- _EXERCISE INPUTS_:
——————

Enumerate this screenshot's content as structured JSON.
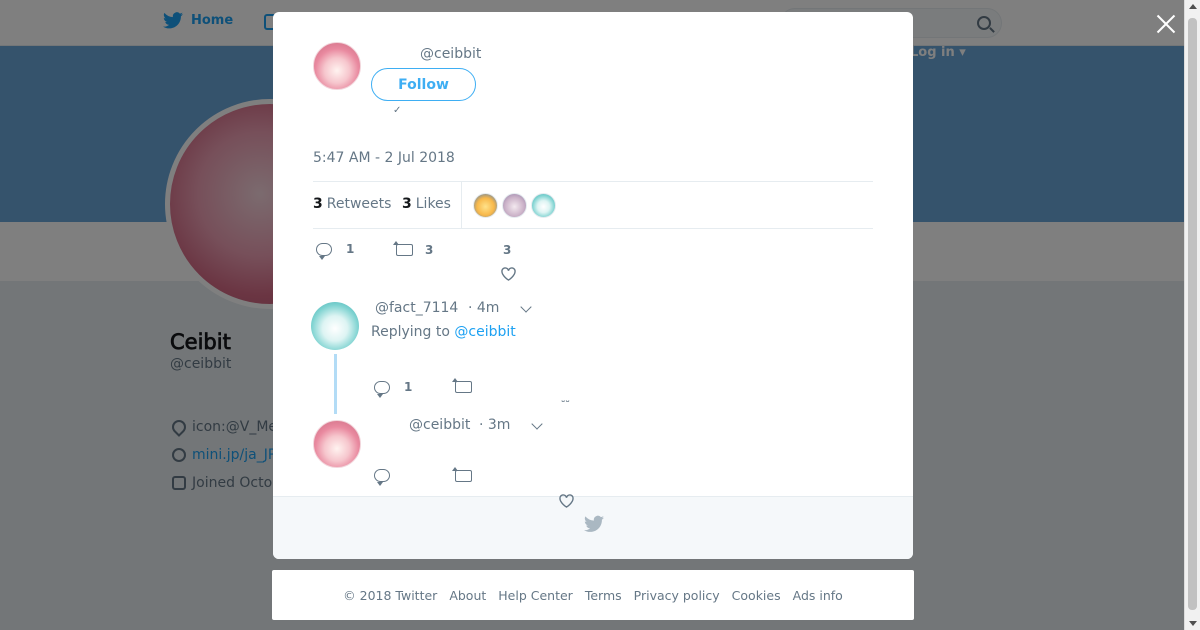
{
  "nav": {
    "home_label": "Home",
    "login_label": "Log in"
  },
  "profile": {
    "name": "𝖢𝖾𝗂𝖻𝗂𝗍",
    "handle": "@ceibbit",
    "location": "icon:@V_Me",
    "link": "mini.jp/ja_JP",
    "joined": "Joined Octo"
  },
  "tweet": {
    "handle": "@ceibbit",
    "follow_label": "Follow",
    "text": "",
    "timestamp": "5:47 AM - 2 Jul 2018",
    "retweets_count": "3",
    "retweets_label": "Retweets",
    "likes_count": "3",
    "likes_label": "Likes",
    "reply_count": "1",
    "retweet_count": "3",
    "like_count": "3"
  },
  "replies": [
    {
      "handle": "@fact_7114",
      "time": "· 4m",
      "replying_prefix": "Replying to",
      "replying_to": "@ceibbit",
      "reply_count": "1"
    },
    {
      "handle": "@ceibbit",
      "time": "· 3m"
    }
  ],
  "footer": {
    "links": [
      "© 2018 Twitter",
      "About",
      "Help Center",
      "Terms",
      "Privacy policy",
      "Cookies",
      "Ads info"
    ]
  },
  "colors": {
    "accent": "#1da1f2",
    "banner": "#6aa6d8",
    "overlay": "rgba(0,0,0,0.5)"
  },
  "icons": [
    "twitter-bird-icon",
    "search-icon",
    "close-icon",
    "reply-icon",
    "retweet-icon",
    "heart-icon",
    "chevron-down-icon",
    "location-icon",
    "link-icon",
    "calendar-icon"
  ]
}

——————

- _TASK GOAL_: Make an exact copy of the data above, pictures excluded.

- _SOLVED PROBLEM_:
Enumerate this screenshot's content as structured JSON.
{
  "nav": {
    "home_label": "Home",
    "login_label": "Log in"
  },
  "profile": {
    "name": "𝖢𝖾𝗂𝖻𝗂𝗍",
    "handle": "@ceibbit",
    "location": "icon:@V_Me",
    "link": "mini.jp/ja_JP",
    "joined": "Joined Octo"
  },
  "tweet": {
    "handle": "@ceibbit",
    "follow_label": "Follow",
    "text": "",
    "timestamp": "5:47 AM - 2 Jul 2018",
    "retweets_count": "3",
    "retweets_label": "Retweets",
    "likes_count": "3",
    "likes_label": "Likes",
    "reply_count": "1",
    "retweet_count": "3",
    "like_count": "3"
  },
  "replies": [
    {
      "handle": "@fact_7114",
      "time": "· 4m",
      "replying_prefix": "Replying to",
      "replying_to": "@ceibbit",
      "reply_count": "1"
    },
    {
      "handle": "@ceibbit",
      "time": "· 3m"
    }
  ],
  "footer": {
    "links": [
      "© 2018 Twitter",
      "About",
      "Help Center",
      "Terms",
      "Privacy policy",
      "Cookies",
      "Ads info"
    ]
  },
  "colors": {
    "accent": "#1da1f2",
    "banner": "#6aa6d8",
    "overlay": "rgba(0,0,0,0.5)"
  },
  "icons": [
    "twitter-bird-icon",
    "search-icon",
    "close-icon",
    "reply-icon",
    "retweet-icon",
    "heart-icon",
    "chevron-down-icon",
    "location-icon",
    "link-icon",
    "calendar-icon"
  ]
}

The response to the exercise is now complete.